● **DESCRIPTION OF THE TASK**: Make an exact transcription of the material, leaving out all images.

[Stored dataset items]
>>>
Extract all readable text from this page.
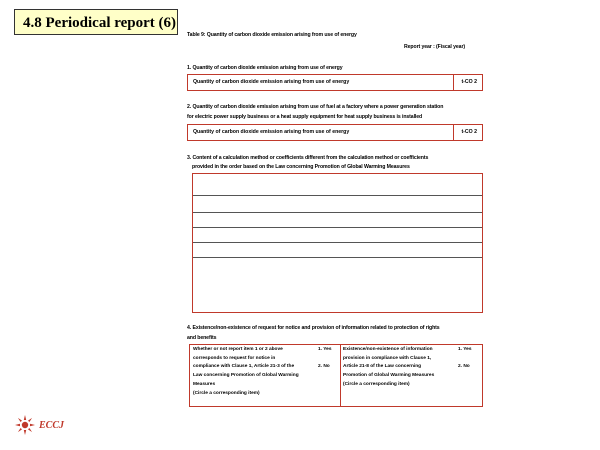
4.8 Periodical report (6)
Table 9: Quantity of carbon dioxide emission arising from use of energy
Report year : (Fiscal year)
1. Quantity of carbon dioxide emission arising from use of energy
Quantity of carbon dioxide emission arising from use of energy	t-CO 2
2. Quantity of carbon dioxide emission arising from use of fuel at a factory where a power generation station
for electric power supply business or a heat supply equipment for heat supply business is installed
Quantity of carbon dioxide emission arising from use of energy	t-CO 2
3. Content of a calculation method or coefficients different from the calculation method or coefficients
provided in the order based on the Law concerning Promotion of Global Warming Measures
4. Existence/non-existence of request for notice and provision of information related to protection of rights
and benefits
Whether or not report item 1 or 2 above
corresponds to request for notice in
compliance with Clause 1, Article 21-3 of the
Law concerning Promotion of Global Warming
Measures
(Circle a corresponding item)
1. Yes
2. No
Existence/non-existence of information
provision in compliance with Clause 1,
Article 21-8 of the Law concerning
Promotion of Global Warming Measures
(Circle a corresponding item)
1. Yes
2. No
ECCJ
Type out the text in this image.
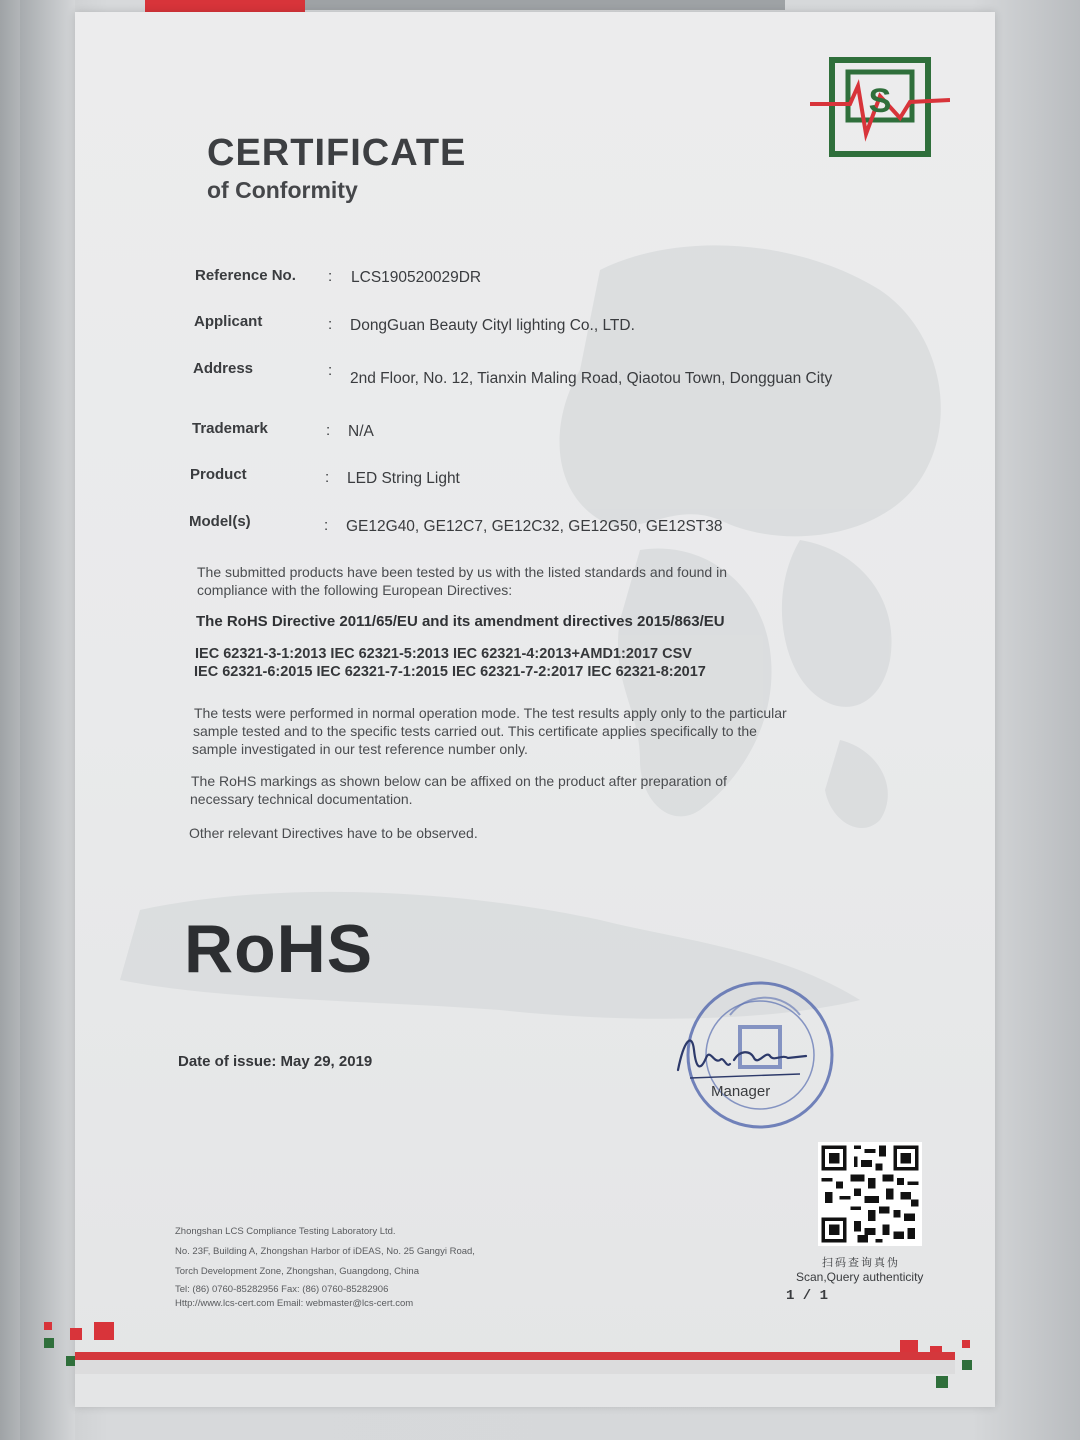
S
CERTIFICATE
of Conformity
Reference No. : LCS190520029DR
Applicant	: DongGuan Beauty Cityl lighting Co., LTD.
Address	: 2nd Floor, No. 12, Tianxin Maling Road, Qiaotou Town, Dongguan City
Trademark	: N/A
Product	: LED String Light
Model(s)	: GE12G40, GE12C7, GE12C32, GE12G50, GE12ST38

The submitted products have been tested by us with the listed standards and found in

compliance with the following European Directives:

The RoHS Directive 2011/65/EU and its amendment directives 2015/863/EU
IEC 62321-3-1:2013 IEC 62321-5:2013 IEC 62321-4:2013+AMD1:2017 CSV
IEC 62321-6:2015 IEC 62321-7-1:2015 IEC 62321-7-2:2017 IEC 62321-8:2017

The tests were performed in normal operation mode. The test results apply only to the particular

sample tested and to the specific tests carried out. This certificate applies specifically to the

sample investigated in our test reference number only.

The RoHS markings as shown below can be affixed on the product after preparation of

necessary technical documentation.

Other relevant Directives have to be observed.

RoHS
Date of issue: May 29, 2019
Manager
扫码查询真伪
Scan,Query authenticity
1 / 1
Zhongshan LCS Compliance Testing Laboratory Ltd.
No. 23F, Building A, Zhongshan Harbor of iDEAS, No. 25 Gangyi Road,
Torch Development Zone, Zhongshan, Guangdong, China
Tel: (86) 0760-85282956 Fax: (86) 0760-85282906
Http://www.lcs-cert.com Email: webmaster@lcs-cert.com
<<<
● **SOLVED PROBLEM**:
Extract all readable text from this page.
4.8 Periodical report (6)
Table 9: Quantity of carbon dioxide emission arising from use of energy
Report year : (Fiscal year)
1. Quantity of carbon dioxide emission arising from use of energy
Quantity of carbon dioxide emission arising from use of energy	t-CO 2
2. Quantity of carbon dioxide emission arising from use of fuel at a factory where a power generation station
for electric power supply business or a heat supply equipment for heat supply business is installed
Quantity of carbon dioxide emission arising from use of energy	t-CO 2
3. Content of a calculation method or coefficients different from the calculation method or coefficients
provided in the order based on the Law concerning Promotion of Global Warming Measures
4. Existence/non-existence of request for notice and provision of information related to protection of rights
and benefits
Whether or not report item 1 or 2 above
corresponds to request for notice in
compliance with Clause 1, Article 21-3 of the
Law concerning Promotion of Global Warming
Measures
(Circle a corresponding item)
1. Yes
2. No
Existence/non-existence of information
provision in compliance with Clause 1,
Article 21-8 of the Law concerning
Promotion of Global Warming Measures
(Circle a corresponding item)
1. Yes
2. No
ECCJ
Type out the text in this image.
S
CERTIFICATE
of Conformity
Reference No. : LCS190520029DR
Applicant	: DongGuan Beauty Cityl lighting Co., LTD.
Address	: 2nd Floor, No. 12, Tianxin Maling Road, Qiaotou Town, Dongguan City
Trademark	: N/A
Product	: LED String Light
Model(s)	: GE12G40, GE12C7, GE12C32, GE12G50, GE12ST38

The submitted products have been tested by us with the listed standards and found in

compliance with the following European Directives:

The RoHS Directive 2011/65/EU and its amendment directives 2015/863/EU
IEC 62321-3-1:2013 IEC 62321-5:2013 IEC 62321-4:2013+AMD1:2017 CSV
IEC 62321-6:2015 IEC 62321-7-1:2015 IEC 62321-7-2:2017 IEC 62321-8:2017

The tests were performed in normal operation mode. The test results apply only to the particular

sample tested and to the specific tests carried out. This certificate applies specifically to the

sample investigated in our test reference number only.

The RoHS markings as shown below can be affixed on the product after preparation of

necessary technical documentation.

Other relevant Directives have to be observed.

RoHS
Date of issue: May 29, 2019
Manager
扫码查询真伪
Scan,Query authenticity
1 / 1
Zhongshan LCS Compliance Testing Laboratory Ltd.
No. 23F, Building A, Zhongshan Harbor of iDEAS, No. 25 Gangyi Road,
Torch Development Zone, Zhongshan, Guangdong, China
Tel: (86) 0760-85282956 Fax: (86) 0760-85282906
Http://www.lcs-cert.com Email: webmaster@lcs-cert.com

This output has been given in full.